▸ Exercise directions: Find all the lines with "name" and gather them.

▸ Source data:
________________________

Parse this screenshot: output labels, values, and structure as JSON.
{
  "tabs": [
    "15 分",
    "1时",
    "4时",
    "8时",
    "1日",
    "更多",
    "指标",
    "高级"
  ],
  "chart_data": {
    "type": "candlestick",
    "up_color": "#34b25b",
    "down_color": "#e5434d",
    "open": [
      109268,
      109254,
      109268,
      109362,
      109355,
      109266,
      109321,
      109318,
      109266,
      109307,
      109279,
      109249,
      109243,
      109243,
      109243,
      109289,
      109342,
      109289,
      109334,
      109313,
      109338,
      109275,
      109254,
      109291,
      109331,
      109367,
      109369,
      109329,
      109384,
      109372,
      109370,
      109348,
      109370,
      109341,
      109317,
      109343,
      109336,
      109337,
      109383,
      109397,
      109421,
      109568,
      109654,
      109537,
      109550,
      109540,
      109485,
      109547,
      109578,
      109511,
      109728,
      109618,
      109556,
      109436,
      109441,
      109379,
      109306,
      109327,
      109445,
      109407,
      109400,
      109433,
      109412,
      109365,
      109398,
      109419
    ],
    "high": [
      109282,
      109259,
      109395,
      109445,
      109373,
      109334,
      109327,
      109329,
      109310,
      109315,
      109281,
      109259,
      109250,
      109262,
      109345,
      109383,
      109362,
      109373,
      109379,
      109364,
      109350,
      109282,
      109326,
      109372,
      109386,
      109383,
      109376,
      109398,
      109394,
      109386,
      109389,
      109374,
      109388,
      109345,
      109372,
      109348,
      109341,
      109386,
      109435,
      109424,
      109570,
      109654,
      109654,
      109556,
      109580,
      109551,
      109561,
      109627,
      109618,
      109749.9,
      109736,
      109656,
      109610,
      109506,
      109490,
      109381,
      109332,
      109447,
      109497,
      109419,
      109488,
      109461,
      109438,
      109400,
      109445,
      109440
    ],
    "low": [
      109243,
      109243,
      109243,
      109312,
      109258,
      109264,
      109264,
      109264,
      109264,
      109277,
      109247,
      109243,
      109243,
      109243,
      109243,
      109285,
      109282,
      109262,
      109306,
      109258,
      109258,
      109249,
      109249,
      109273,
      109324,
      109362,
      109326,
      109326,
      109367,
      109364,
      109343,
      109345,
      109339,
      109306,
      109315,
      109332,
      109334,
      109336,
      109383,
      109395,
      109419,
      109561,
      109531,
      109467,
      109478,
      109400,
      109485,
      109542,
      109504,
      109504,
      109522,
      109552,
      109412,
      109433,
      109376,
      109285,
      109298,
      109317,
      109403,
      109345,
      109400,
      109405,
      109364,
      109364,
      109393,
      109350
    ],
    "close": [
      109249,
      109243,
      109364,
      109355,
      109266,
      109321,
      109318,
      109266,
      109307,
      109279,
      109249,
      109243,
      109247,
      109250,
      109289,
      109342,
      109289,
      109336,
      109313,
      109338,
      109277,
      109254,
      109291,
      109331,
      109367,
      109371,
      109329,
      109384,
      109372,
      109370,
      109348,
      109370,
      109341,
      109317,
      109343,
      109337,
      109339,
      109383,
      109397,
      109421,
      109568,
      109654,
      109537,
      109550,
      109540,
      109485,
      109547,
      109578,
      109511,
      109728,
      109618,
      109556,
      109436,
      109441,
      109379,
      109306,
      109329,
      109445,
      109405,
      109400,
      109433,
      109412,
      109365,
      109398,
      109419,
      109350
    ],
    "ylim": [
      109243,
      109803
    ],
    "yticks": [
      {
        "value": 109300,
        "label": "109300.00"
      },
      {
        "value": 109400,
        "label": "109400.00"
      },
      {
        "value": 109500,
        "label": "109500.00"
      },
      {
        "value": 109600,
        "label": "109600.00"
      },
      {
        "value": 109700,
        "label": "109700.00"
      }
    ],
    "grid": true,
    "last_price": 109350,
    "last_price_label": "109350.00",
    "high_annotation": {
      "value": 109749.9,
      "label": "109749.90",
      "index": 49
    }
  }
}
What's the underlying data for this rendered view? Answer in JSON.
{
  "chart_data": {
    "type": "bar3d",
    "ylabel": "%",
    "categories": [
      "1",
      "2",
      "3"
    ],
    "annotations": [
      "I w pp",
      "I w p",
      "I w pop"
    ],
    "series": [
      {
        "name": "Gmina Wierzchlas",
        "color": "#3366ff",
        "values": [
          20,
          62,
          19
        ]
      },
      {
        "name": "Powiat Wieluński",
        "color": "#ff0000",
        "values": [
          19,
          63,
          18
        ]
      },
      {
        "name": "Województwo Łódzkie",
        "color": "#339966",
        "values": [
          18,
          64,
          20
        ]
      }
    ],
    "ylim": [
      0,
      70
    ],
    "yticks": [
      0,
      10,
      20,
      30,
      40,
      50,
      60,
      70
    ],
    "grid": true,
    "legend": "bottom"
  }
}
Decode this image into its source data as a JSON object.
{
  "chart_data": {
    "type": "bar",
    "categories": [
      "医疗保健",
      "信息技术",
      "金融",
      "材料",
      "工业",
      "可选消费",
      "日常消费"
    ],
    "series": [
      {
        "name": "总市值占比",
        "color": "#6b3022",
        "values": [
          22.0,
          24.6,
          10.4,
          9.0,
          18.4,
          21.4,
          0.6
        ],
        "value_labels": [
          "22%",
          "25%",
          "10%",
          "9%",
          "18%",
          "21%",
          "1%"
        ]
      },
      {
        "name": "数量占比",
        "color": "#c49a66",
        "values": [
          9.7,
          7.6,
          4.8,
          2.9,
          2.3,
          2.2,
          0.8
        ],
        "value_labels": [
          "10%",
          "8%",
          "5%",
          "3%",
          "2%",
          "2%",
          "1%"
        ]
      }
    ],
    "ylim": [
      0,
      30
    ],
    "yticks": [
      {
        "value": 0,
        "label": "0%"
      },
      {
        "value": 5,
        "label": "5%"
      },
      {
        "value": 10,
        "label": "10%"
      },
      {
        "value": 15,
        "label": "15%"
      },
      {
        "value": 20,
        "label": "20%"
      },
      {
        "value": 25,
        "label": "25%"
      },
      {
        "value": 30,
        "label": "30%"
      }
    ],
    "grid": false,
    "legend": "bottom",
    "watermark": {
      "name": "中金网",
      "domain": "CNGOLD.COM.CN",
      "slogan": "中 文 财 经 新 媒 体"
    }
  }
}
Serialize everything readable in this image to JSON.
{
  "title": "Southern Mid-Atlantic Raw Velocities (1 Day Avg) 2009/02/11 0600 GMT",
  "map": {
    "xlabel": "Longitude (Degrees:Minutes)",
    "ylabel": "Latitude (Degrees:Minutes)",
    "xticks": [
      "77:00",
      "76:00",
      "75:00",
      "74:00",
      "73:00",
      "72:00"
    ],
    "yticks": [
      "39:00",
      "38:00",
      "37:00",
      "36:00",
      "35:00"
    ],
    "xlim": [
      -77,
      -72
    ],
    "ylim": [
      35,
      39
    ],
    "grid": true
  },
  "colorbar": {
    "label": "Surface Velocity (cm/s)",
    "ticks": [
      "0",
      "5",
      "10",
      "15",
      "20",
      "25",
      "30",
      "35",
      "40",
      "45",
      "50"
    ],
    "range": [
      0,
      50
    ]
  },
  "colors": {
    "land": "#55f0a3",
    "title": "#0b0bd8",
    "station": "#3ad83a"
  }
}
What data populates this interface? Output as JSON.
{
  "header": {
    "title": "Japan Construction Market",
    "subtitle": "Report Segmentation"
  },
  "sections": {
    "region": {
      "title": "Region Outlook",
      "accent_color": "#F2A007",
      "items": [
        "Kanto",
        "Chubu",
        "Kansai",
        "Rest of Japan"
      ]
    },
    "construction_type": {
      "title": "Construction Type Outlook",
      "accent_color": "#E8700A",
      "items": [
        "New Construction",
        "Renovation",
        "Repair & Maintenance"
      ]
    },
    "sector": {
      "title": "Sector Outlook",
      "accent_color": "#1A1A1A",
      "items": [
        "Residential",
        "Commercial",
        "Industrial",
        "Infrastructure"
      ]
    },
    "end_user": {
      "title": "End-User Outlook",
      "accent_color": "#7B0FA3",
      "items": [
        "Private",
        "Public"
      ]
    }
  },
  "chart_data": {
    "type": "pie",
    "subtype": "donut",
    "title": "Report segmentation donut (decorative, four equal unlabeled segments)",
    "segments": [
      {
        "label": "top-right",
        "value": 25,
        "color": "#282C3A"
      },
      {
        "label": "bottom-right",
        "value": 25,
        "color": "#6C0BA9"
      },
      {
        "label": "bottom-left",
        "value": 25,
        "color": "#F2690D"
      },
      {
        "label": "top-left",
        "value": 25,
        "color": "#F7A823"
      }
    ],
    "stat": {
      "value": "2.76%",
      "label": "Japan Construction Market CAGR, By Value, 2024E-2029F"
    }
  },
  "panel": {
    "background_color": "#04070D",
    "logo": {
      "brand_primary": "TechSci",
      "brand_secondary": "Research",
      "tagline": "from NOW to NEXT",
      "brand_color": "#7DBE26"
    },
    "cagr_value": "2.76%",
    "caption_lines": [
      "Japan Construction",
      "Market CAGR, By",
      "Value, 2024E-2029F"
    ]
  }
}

________________________

▸ Result of the task:
        "name": "Gmina Wierzchlas",
        "name": "Powiat Wieluński",
        "name": "Województwo Łódzkie",
        "name": "总市值占比",
        "name": "数量占比",
      "name": "中金网",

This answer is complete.